From the listing below, return each line that includes "Bobine".

▶ **Record list**

--*--

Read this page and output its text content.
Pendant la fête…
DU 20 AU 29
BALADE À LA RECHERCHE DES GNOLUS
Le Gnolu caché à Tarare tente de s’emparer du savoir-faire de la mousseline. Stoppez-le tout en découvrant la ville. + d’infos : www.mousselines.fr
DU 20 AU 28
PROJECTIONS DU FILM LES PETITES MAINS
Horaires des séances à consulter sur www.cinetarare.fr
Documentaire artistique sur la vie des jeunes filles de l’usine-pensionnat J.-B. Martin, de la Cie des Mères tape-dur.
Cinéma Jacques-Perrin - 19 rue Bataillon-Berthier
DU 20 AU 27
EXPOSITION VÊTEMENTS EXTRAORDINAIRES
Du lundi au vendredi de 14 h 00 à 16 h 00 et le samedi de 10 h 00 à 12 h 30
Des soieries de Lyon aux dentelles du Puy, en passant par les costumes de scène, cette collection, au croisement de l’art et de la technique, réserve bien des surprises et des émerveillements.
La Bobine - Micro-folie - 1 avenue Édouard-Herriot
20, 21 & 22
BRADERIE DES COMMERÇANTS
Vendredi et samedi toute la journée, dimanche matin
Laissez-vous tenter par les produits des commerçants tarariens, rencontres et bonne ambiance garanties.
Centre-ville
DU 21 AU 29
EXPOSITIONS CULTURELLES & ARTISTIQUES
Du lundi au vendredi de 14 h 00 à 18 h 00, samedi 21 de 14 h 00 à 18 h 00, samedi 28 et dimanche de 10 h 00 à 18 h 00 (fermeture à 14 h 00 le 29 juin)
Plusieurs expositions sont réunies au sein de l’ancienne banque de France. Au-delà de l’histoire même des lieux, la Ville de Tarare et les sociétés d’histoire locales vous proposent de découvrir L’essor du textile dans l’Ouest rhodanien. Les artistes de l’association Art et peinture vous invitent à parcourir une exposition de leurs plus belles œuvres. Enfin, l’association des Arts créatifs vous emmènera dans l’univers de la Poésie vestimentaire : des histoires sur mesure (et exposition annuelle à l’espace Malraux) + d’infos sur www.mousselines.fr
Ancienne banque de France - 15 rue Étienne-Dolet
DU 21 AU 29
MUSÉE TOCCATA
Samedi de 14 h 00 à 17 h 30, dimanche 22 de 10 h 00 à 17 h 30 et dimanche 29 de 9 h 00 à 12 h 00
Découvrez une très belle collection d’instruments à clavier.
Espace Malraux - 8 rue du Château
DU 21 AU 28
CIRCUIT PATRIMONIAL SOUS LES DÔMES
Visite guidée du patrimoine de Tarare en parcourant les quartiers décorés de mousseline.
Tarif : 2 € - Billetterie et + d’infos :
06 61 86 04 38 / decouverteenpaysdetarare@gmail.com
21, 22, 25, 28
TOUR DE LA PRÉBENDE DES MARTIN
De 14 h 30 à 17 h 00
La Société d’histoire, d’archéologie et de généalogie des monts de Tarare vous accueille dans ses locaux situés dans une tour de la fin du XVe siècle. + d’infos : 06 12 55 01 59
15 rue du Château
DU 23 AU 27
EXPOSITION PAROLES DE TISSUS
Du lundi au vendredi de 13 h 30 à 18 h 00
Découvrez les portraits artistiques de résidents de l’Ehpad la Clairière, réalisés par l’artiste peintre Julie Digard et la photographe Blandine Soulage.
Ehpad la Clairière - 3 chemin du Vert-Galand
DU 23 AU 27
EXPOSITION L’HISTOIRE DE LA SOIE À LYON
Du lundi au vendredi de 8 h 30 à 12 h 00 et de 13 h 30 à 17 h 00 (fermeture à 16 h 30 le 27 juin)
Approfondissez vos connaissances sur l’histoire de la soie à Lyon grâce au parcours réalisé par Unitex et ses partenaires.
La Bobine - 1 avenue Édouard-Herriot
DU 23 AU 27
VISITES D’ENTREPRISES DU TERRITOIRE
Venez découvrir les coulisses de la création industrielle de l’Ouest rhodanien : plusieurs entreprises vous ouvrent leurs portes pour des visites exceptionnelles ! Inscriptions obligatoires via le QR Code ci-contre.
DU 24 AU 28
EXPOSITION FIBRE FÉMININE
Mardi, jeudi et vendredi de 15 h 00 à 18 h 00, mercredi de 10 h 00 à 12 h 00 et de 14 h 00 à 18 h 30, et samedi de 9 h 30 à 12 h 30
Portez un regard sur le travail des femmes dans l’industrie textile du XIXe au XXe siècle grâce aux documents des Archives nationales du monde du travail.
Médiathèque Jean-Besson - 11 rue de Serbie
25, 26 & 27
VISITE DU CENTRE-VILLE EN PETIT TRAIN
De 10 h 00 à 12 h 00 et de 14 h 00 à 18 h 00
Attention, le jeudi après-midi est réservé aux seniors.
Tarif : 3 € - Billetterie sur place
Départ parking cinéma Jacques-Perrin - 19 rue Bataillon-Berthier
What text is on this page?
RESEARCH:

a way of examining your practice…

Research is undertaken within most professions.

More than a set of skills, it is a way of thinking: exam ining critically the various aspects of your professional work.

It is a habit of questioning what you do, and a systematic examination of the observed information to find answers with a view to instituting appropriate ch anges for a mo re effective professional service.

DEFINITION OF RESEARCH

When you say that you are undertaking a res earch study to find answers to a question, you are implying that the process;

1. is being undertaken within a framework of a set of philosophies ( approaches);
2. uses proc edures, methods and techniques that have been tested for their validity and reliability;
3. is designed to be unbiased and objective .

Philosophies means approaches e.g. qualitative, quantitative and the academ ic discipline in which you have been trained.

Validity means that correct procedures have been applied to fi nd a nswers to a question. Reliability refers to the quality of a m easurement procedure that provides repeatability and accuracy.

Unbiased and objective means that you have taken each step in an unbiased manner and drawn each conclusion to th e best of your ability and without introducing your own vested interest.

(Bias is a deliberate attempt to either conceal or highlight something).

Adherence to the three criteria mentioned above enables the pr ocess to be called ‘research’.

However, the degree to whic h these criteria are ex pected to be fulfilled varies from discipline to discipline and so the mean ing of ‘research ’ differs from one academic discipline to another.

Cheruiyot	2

--*--

▶ **Answer in full**
La Bobine - Micro-folie - 1 avenue Édouard-Herriot
La Bobine - 1 avenue Édouard-Herriot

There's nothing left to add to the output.